Studio album by Krizz Kaliko
- Released: May 6, 2008
- Genre: Hip hop, alternative hip hop, R&B
- Length: 72:50 (Explicit) 74:10 (Clean)
- Label: Strange Music
- Producer: David Sanders II, Robert Rebeck, Seven, Soleternity, TyJilla, Young Fyre

Krizz Kaliko chronology
|  | Vitiligo (2008) | Genius (2009) |

Tech N9ne Presents chronology
|  | Vitiligo (2008) | Monsterifik (2009) |

Singles from Vitiligo
- "Do It Like I Do It" Released: March 25, 2008;

= Vitiligo (album) =

Vitiligo is the debut album by American rapper Krizz Kaliko. His debut album comes after spending several years lending his voice to releases from Tech N9ne and his other labelmates. The album's title comes from the skin disorder vitiligo, which Krizz has.

— Stored rows —
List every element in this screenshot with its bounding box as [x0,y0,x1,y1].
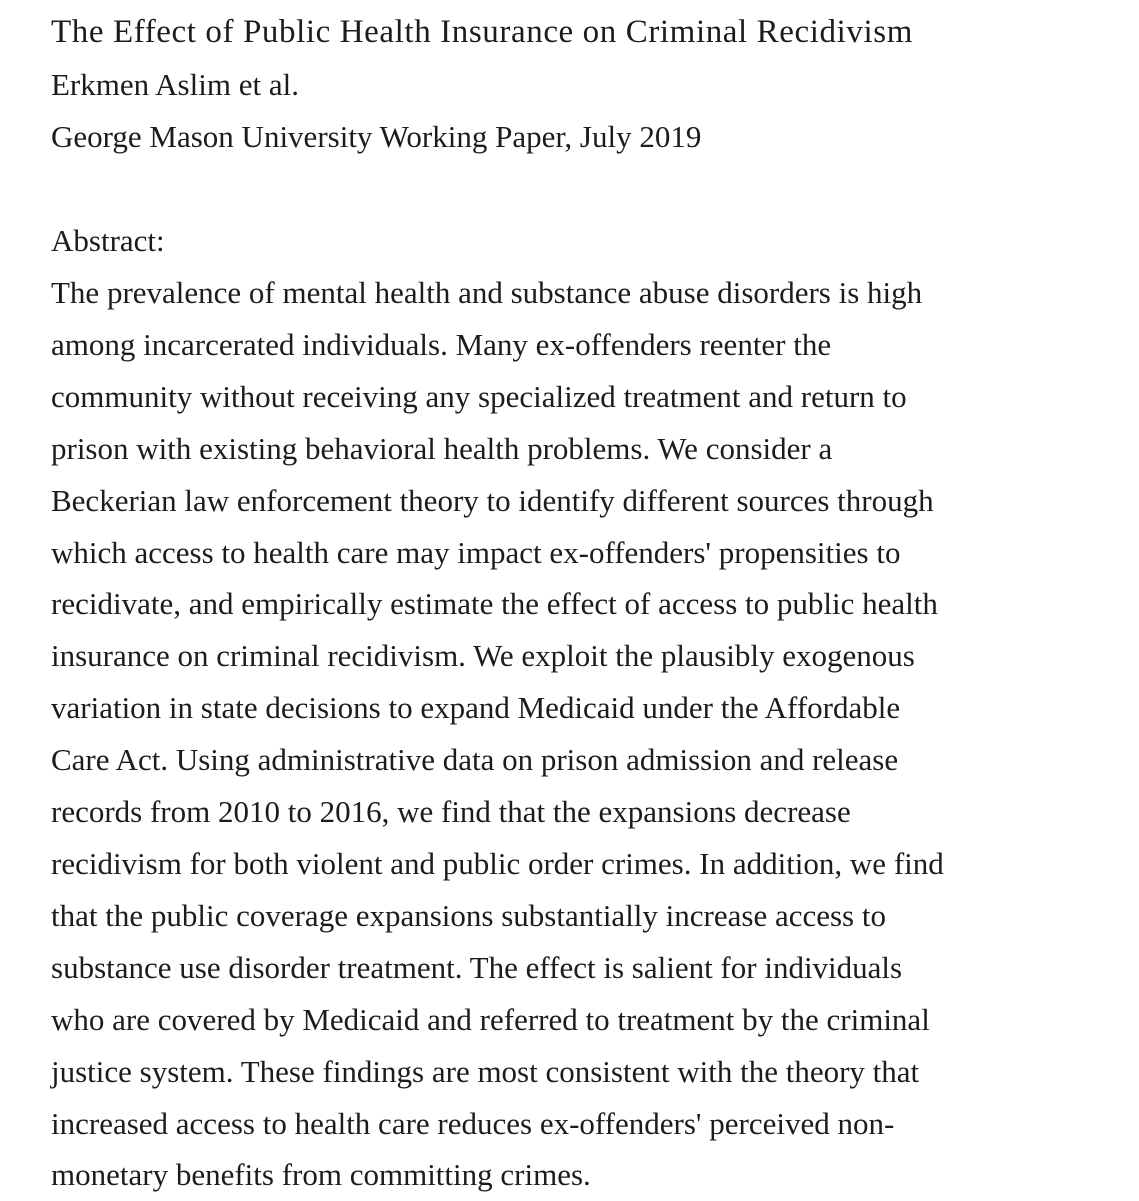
abstract-line: among incarcerated individuals. Many ex-offenders reenter the [51,326,832,362]
abstract-line: substance use disorder treatment. The effect is salient for individuals [51,949,903,985]
abstract-line: recidivate, and empirically estimate the effect of access to public health [51,586,938,622]
abstract-line: insurance on criminal recidivism. We exploit the plausibly exogenous [51,638,915,674]
abstract-line: The prevalence of mental health and substance abuse disorders is high [51,275,923,310]
abstract-line: community without receiving any specialized treatment and return to [51,378,907,414]
abstract-line: who are covered by Medicaid and referred to treatment by the criminal [51,1001,930,1037]
abstract-line: prison with existing behavioral health problems. We consider a [51,430,833,466]
abstract-line: increased access to health care reduces ex-offenders' perceived non- [51,1105,895,1141]
abstract-line: variation in state decisions to expand Medicaid under the Affordable [51,690,901,726]
abstract-line: records from 2010 to 2016, we find that the expansions decrease [51,794,851,830]
paper-venue: George Mason University Working Paper, July 2019 [51,119,702,154]
abstract-line: monetary benefits from committing crimes. [51,1157,591,1193]
abstract-line: justice system. These findings are most consistent with the theory that [51,1053,920,1089]
abstract-line: recidivism for both violent and public order crimes. In addition, we find [51,845,944,881]
abstract-body [51,267,1111,1201]
abstract-line: Beckerian law enforcement theory to identify different sources through [51,482,934,518]
abstract-line: which access to health care may impact ex-offenders' propensities to [51,534,901,570]
abstract-line: Care Act. Using administrative data on prison admission and release [51,742,899,778]
paper-title: The Effect of Public Health Insurance on Criminal Recidivism [51,14,913,50]
paper-authors: Erkmen Aslim et al. [51,67,299,102]
abstract-line: that the public coverage expansions substantially increase access to [51,897,886,933]
abstract-label: Abstract: [51,223,165,258]
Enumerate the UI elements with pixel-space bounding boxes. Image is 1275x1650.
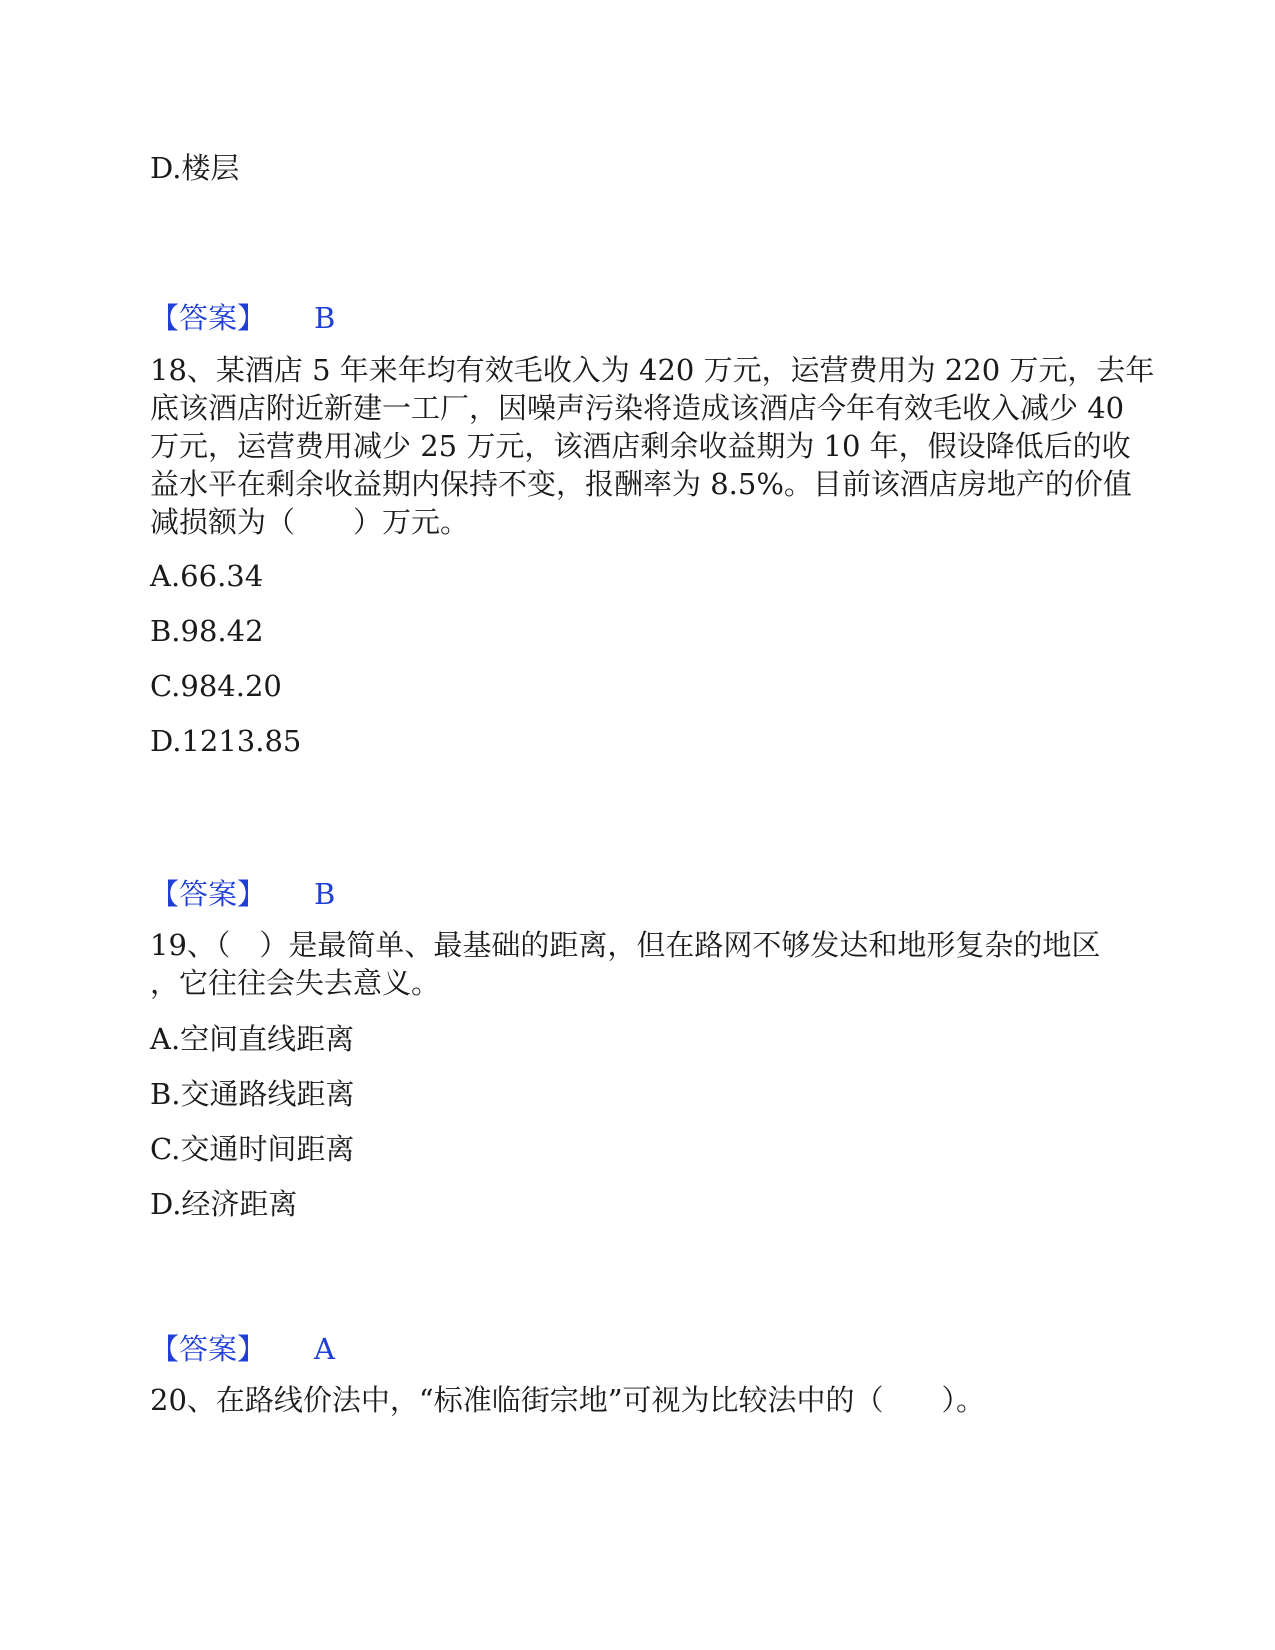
stem-line: 19、（ ）是最简单、最基础的距离，但在路网不够发达和地形复杂的地区 — [150, 928, 1101, 962]
q19-answer — [150, 1331, 335, 1367]
q19-option-b: B.交通路线距离 — [150, 1077, 355, 1111]
q19-option-a: A.空间直线距离 — [150, 1022, 355, 1056]
q17-answer — [150, 300, 335, 336]
q17-option-d: D.楼层 — [150, 151, 240, 185]
q18-answer — [150, 876, 335, 912]
q18-stem — [150, 351, 1155, 541]
stem-line: 益水平在剩余收益期内保持不变，报酬率为 8.5%。目前该酒店房地产的价值 — [150, 467, 1132, 501]
q18-option-a: A.66.34 — [150, 559, 264, 593]
q19-option-d: D.经济距离 — [150, 1187, 298, 1221]
stem-line: 减损额为（ ）万元。 — [150, 505, 470, 539]
answer-value: B — [314, 877, 336, 911]
answer-label: 【答案】 — [150, 301, 267, 335]
stem-line: 20、在路线价法中，“标准临街宗地”可视为比较法中的（ ）。 — [150, 1383, 986, 1417]
q18-option-d: D.1213.85 — [150, 724, 302, 758]
stem-line: 万元，运营费用减少 25 万元，该酒店剩余收益期为 10 年，假设降低后的收 — [150, 429, 1131, 463]
stem-line: 底该酒店附近新建一工厂，因噪声污染将造成该酒店今年有效毛收入减少 40 — [150, 391, 1125, 425]
answer-label: 【答案】 — [150, 1332, 267, 1366]
q19-stem — [150, 926, 1130, 1002]
stem-line: 18、某酒店 5 年来年均有效毛收入为 420 万元，运营费用为 220 万元，去年 — [150, 353, 1155, 387]
answer-value: B — [314, 301, 336, 335]
q18-option-b: B.98.42 — [150, 614, 264, 648]
q19-option-c: C.交通时间距离 — [150, 1132, 355, 1166]
q18-option-c: C.984.20 — [150, 669, 282, 703]
q20-stem — [150, 1381, 1130, 1419]
answer-label: 【答案】 — [150, 877, 267, 911]
answer-value: A — [314, 1332, 335, 1366]
stem-line: ，它往往会失去意义。 — [150, 966, 441, 1000]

— Written exercise 1 —
Copy the passage of the Vitiligo album page starting with "Singles from Vitiligo" and going on through "which Krizz has.".
— Written exercise 2 —
According to the Vitiligo album page, which label released the album?
— Written exercise 3 —
Write the next part of the Vitiligo album page, picking up after its final sentence.
The records are separate material, unrelated to the Vitiligo album page.

— Right answer 1 —
Singles from Vitiligo
- "Do It Like I Do It" Released: March 25, 2008;

= Vitiligo (album) =

Vitiligo is the debut album by American rapper Krizz Kaliko. His debut album comes after spending several years lending his voice to releases from Tech N9ne and his other labelmates. The album's title comes from the skin disorder vitiligo, which Krizz has.

— Right answer 2 —
Strange Music

— Right answer 3 —
The album contained several guests features, such as Tech N9ne, who appeared on a good portion of the album. Other names who appeared on the album include the group Twiztid, bay area rapper E-40 as well as several of Kaliko's fellow label mates. The clean version of the album included one more feature, King Gordy, on the track "Mirror, Mirror." Those who pre-ordered the album through F.Y.E. received a free bonus downloadable track titled "In Da Whip."

In its release week, Vitiligo found its way onto several Billboard charts. Among them were the Billboard 200 at #167, Top Independent Albums at #19 and Top Rap Albums at #20.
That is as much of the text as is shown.